TASK OBJECTIVE: Give the count of lines that include the string "Rank". Add nothing to it.

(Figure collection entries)
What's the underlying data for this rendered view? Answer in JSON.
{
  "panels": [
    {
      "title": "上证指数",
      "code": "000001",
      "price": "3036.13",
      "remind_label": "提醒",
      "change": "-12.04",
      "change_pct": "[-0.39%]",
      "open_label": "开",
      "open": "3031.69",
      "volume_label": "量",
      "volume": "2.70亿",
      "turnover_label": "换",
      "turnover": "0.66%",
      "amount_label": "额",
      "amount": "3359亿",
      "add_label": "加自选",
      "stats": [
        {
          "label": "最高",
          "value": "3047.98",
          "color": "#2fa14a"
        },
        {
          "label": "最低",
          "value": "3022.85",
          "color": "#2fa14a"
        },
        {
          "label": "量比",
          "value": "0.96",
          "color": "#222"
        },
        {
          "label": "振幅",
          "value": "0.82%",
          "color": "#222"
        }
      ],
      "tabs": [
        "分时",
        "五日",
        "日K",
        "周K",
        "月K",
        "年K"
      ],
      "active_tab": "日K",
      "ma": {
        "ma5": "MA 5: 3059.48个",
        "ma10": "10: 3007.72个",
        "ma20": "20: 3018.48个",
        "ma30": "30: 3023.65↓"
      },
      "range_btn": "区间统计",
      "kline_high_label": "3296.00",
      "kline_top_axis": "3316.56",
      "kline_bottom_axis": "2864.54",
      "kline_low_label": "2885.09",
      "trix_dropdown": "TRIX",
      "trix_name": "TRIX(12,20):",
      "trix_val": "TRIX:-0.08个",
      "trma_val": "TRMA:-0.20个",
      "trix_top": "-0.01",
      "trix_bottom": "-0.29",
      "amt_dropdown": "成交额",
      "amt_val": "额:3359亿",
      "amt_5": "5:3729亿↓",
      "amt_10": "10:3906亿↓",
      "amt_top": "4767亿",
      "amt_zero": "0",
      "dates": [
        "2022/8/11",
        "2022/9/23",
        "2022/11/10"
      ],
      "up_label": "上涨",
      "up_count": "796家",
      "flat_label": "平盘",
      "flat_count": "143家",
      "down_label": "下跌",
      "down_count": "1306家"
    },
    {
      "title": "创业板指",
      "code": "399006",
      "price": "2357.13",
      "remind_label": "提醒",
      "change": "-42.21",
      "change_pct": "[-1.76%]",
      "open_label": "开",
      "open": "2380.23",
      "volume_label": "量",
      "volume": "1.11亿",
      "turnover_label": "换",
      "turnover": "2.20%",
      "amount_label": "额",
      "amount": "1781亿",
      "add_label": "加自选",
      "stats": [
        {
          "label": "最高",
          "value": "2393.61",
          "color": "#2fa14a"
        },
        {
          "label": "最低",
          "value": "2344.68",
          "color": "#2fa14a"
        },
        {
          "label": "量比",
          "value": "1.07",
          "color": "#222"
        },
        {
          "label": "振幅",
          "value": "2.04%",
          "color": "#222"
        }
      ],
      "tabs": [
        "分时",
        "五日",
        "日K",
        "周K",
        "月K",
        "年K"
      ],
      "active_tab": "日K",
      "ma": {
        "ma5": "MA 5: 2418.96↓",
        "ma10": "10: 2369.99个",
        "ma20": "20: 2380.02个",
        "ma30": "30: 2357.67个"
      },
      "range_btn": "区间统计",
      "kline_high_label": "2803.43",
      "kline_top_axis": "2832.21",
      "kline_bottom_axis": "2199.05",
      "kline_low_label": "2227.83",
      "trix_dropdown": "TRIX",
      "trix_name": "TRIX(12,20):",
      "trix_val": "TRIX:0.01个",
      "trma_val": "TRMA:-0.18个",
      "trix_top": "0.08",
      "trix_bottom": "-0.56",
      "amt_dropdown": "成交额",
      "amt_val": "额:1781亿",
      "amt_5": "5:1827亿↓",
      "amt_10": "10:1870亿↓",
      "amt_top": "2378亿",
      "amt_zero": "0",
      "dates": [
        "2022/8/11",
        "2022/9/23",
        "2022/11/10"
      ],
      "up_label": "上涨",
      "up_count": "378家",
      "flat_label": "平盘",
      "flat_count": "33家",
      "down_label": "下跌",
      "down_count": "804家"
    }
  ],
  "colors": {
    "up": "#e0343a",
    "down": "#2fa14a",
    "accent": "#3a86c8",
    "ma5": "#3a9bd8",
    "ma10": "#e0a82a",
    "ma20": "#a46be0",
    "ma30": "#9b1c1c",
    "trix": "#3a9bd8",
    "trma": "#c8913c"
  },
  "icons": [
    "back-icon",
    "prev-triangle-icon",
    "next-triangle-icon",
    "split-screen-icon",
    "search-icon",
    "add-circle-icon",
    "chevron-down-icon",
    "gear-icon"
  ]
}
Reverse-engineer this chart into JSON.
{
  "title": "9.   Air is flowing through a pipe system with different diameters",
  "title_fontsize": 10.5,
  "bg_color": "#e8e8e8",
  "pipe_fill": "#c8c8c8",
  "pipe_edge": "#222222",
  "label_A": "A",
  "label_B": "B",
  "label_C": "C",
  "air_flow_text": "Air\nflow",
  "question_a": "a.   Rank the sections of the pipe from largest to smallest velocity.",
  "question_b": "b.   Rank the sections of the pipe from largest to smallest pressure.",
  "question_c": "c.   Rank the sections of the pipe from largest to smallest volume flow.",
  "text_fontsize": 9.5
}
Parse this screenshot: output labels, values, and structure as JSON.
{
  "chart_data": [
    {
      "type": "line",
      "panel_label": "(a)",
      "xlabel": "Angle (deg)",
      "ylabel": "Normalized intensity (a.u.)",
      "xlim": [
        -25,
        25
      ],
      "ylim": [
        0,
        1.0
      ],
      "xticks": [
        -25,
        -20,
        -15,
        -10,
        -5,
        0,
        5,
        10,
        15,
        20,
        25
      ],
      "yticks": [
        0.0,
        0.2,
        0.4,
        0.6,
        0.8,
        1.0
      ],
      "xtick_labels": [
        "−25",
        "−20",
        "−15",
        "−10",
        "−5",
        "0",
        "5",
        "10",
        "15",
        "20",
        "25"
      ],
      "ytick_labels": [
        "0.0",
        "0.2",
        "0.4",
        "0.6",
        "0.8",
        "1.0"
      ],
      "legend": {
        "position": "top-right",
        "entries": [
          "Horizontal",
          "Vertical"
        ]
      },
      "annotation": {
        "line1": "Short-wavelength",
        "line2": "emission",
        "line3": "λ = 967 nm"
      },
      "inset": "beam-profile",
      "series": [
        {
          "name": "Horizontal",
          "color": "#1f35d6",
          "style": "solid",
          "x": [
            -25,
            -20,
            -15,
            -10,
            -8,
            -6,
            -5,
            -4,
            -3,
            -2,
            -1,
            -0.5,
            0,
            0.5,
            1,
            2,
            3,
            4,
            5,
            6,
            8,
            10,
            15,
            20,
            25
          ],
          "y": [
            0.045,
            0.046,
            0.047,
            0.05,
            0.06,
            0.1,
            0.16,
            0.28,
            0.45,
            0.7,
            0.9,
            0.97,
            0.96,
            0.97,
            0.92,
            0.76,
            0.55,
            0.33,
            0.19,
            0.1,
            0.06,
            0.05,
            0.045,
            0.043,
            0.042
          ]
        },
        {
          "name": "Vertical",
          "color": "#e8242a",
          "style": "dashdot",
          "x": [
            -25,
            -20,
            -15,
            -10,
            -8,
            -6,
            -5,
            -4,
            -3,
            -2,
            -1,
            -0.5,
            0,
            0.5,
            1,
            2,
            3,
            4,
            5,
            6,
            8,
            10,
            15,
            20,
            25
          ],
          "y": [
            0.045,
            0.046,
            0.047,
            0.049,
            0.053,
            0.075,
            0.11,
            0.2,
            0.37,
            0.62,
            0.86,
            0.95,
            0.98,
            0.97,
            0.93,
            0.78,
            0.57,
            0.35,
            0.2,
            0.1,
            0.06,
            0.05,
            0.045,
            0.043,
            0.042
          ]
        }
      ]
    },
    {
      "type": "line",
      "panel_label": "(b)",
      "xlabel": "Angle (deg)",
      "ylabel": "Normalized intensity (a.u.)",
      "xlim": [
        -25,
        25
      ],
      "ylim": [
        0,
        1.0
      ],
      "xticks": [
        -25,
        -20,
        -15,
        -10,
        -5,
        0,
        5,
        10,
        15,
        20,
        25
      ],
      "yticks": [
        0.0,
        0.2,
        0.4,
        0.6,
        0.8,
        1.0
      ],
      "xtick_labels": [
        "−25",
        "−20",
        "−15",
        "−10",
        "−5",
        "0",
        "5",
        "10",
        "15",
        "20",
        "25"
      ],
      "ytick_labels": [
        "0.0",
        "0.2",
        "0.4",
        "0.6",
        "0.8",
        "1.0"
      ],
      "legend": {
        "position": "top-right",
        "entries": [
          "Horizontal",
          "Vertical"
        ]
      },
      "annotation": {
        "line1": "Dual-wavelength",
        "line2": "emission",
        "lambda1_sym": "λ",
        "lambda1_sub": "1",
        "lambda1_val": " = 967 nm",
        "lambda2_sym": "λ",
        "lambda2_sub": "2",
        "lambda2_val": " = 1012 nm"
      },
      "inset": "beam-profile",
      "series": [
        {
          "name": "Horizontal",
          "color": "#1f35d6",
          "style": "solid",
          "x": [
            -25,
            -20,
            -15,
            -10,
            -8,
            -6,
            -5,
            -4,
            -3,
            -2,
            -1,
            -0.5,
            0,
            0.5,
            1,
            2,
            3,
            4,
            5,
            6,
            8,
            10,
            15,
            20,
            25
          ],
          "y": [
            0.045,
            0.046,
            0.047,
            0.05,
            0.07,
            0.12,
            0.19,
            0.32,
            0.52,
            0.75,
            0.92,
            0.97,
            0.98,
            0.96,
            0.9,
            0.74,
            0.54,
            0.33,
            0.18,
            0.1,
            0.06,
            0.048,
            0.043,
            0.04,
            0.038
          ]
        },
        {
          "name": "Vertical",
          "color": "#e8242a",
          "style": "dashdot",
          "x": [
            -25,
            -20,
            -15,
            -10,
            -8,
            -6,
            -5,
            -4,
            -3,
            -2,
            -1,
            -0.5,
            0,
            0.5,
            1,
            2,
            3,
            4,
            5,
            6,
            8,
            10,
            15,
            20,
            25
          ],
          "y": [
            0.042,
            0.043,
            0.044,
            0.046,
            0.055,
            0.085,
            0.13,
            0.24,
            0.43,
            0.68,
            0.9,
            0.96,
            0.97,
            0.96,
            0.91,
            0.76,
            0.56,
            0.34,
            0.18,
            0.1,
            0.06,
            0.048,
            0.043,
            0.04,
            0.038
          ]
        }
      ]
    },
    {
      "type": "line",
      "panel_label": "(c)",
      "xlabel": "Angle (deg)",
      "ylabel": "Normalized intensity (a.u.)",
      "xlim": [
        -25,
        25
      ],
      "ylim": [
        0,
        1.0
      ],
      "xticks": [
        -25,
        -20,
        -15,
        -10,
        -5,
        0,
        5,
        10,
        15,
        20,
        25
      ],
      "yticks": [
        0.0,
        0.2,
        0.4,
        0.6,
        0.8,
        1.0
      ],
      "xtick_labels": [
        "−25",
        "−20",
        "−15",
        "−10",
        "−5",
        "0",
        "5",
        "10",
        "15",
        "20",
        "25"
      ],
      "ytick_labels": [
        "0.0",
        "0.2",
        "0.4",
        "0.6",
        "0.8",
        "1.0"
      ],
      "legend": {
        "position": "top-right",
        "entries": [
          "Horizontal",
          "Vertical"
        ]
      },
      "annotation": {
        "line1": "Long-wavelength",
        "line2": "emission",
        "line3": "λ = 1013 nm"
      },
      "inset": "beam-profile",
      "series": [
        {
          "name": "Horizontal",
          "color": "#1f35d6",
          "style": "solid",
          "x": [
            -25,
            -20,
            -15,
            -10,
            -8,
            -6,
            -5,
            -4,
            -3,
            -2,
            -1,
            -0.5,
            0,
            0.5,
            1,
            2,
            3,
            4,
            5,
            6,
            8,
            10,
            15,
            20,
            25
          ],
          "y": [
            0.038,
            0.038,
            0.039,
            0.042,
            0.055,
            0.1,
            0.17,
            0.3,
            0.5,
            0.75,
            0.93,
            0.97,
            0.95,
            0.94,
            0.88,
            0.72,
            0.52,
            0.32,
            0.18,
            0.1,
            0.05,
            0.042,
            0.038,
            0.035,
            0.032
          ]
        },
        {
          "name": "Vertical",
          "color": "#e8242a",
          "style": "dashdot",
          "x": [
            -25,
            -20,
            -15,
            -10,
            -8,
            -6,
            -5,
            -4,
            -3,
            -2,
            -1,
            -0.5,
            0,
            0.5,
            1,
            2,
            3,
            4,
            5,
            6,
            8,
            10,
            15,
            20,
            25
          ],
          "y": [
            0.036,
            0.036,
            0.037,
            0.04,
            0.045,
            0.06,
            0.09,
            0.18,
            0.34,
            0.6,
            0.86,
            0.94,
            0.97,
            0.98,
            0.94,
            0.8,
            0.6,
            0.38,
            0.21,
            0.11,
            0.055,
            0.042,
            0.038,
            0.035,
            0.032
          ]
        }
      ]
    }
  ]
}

EXPECTED ANSWER: 3